-- GIVEN EXERCISE --
Extract each line of the data and write it out again exactly.

-- RECORD SET --
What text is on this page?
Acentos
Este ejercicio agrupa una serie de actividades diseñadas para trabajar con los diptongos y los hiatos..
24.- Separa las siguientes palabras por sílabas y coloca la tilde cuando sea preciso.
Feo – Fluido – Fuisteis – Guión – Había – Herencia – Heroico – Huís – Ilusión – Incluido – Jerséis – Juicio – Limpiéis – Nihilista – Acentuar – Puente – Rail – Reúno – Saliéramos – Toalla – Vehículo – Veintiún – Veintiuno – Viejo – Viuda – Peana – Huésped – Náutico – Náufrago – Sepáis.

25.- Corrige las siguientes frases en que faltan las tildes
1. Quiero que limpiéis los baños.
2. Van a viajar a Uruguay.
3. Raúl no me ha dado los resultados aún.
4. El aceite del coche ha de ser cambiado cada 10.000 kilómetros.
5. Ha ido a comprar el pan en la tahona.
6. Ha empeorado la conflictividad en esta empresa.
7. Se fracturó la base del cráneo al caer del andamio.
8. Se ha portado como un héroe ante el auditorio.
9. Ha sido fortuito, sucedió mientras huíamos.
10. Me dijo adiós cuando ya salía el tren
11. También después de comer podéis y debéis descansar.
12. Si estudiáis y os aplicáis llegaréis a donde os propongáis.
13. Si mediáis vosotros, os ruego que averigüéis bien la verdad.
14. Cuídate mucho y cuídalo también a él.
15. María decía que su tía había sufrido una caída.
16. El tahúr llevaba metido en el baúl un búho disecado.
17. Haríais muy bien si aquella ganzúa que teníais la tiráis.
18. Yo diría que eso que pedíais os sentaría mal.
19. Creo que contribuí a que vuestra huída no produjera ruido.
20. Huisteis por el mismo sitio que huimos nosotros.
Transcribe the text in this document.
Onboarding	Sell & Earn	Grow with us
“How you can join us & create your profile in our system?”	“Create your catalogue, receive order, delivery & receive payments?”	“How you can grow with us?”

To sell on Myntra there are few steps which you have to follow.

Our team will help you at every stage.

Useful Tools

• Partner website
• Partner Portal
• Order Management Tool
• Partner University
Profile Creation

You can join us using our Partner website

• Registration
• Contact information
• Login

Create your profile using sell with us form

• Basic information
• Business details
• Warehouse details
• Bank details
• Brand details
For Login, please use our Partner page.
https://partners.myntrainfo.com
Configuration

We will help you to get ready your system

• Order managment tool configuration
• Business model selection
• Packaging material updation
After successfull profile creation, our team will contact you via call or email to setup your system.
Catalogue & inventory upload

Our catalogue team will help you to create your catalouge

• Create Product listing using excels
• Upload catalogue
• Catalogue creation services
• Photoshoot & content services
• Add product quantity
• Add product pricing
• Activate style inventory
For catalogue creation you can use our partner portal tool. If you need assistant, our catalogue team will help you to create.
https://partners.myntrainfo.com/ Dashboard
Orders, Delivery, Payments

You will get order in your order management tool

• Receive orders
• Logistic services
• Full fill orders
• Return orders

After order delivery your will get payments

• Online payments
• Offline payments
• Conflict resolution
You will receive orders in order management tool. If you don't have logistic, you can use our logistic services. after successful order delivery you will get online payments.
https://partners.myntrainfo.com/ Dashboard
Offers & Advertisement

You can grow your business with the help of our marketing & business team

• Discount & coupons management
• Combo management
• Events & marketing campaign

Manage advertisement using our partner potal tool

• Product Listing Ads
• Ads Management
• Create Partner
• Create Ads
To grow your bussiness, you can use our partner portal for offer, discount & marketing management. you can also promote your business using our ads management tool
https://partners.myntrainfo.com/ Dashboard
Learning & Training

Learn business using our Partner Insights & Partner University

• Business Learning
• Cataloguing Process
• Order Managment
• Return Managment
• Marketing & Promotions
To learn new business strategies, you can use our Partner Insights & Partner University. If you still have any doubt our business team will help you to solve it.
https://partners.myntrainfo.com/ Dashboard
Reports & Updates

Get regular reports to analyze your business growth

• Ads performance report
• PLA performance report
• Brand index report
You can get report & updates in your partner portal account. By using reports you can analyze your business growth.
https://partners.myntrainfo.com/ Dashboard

-- RESPONSE --
What text is on this page?
Acentos
Este ejercicio agrupa una serie de actividades diseñadas para trabajar con los diptongos y los hiatos..
24.- Separa las siguientes palabras por sílabas y coloca la tilde cuando sea preciso.
Feo – Fluido – Fuisteis – Guión – Había – Herencia – Heroico – Huís – Ilusión – Incluido – Jerséis – Juicio – Limpiéis – Nihilista – Acentuar – Puente – Rail – Reúno – Saliéramos – Toalla – Vehículo – Veintiún – Veintiuno – Viejo – Viuda – Peana – Huésped – Náutico – Náufrago – Sepáis.

25.- Corrige las siguientes frases en que faltan las tildes
1. Quiero que limpiéis los baños.
2. Van a viajar a Uruguay.
3. Raúl no me ha dado los resultados aún.
4. El aceite del coche ha de ser cambiado cada 10.000 kilómetros.
5. Ha ido a comprar el pan en la tahona.
6. Ha empeorado la conflictividad en esta empresa.
7. Se fracturó la base del cráneo al caer del andamio.
8. Se ha portado como un héroe ante el auditorio.
9. Ha sido fortuito, sucedió mientras huíamos.
10. Me dijo adiós cuando ya salía el tren
11. También después de comer podéis y debéis descansar.
12. Si estudiáis y os aplicáis llegaréis a donde os propongáis.
13. Si mediáis vosotros, os ruego que averigüéis bien la verdad.
14. Cuídate mucho y cuídalo también a él.
15. María decía que su tía había sufrido una caída.
16. El tahúr llevaba metido en el baúl un búho disecado.
17. Haríais muy bien si aquella ganzúa que teníais la tiráis.
18. Yo diría que eso que pedíais os sentaría mal.
19. Creo que contribuí a que vuestra huída no produjera ruido.
20. Huisteis por el mismo sitio que huimos nosotros.
Transcribe the text in this document.
Onboarding	Sell & Earn	Grow with us
“How you can join us & create your profile in our system?”	“Create your catalogue, receive order, delivery & receive payments?”	“How you can grow with us?”

To sell on Myntra there are few steps which you have to follow.

Our team will help you at every stage.

Useful Tools

• Partner website
• Partner Portal
• Order Management Tool
• Partner University
Profile Creation

You can join us using our Partner website

• Registration
• Contact information
• Login

Create your profile using sell with us form

• Basic information
• Business details
• Warehouse details
• Bank details
• Brand details
For Login, please use our Partner page.
https://partners.myntrainfo.com
Configuration

We will help you to get ready your system

• Order managment tool configuration
• Business model selection
• Packaging material updation
After successfull profile creation, our team will contact you via call or email to setup your system.
Catalogue & inventory upload

Our catalogue team will help you to create your catalouge

• Create Product listing using excels
• Upload catalogue
• Catalogue creation services
• Photoshoot & content services
• Add product quantity
• Add product pricing
• Activate style inventory
For catalogue creation you can use our partner portal tool. If you need assistant, our catalogue team will help you to create.
https://partners.myntrainfo.com/ Dashboard
Orders, Delivery, Payments

You will get order in your order management tool

• Receive orders
• Logistic services
• Full fill orders
• Return orders

After order delivery your will get payments

• Online payments
• Offline payments
• Conflict resolution
You will receive orders in order management tool. If you don't have logistic, you can use our logistic services. after successful order delivery you will get online payments.
https://partners.myntrainfo.com/ Dashboard
Offers & Advertisement

You can grow your business with the help of our marketing & business team

• Discount & coupons management
• Combo management
• Events & marketing campaign

Manage advertisement using our partner potal tool

• Product Listing Ads
• Ads Management
• Create Partner
• Create Ads
To grow your bussiness, you can use our partner portal for offer, discount & marketing management. you can also promote your business using our ads management tool
https://partners.myntrainfo.com/ Dashboard
Learning & Training

Learn business using our Partner Insights & Partner University

• Business Learning
• Cataloguing Process
• Order Managment
• Return Managment
• Marketing & Promotions
To learn new business strategies, you can use our Partner Insights & Partner University. If you still have any doubt our business team will help you to solve it.
https://partners.myntrainfo.com/ Dashboard
Reports & Updates

Get regular reports to analyze your business growth

• Ads performance report
• PLA performance report
• Brand index report
You can get report & updates in your partner portal account. By using reports you can analyze your business growth.
https://partners.myntrainfo.com/ Dashboard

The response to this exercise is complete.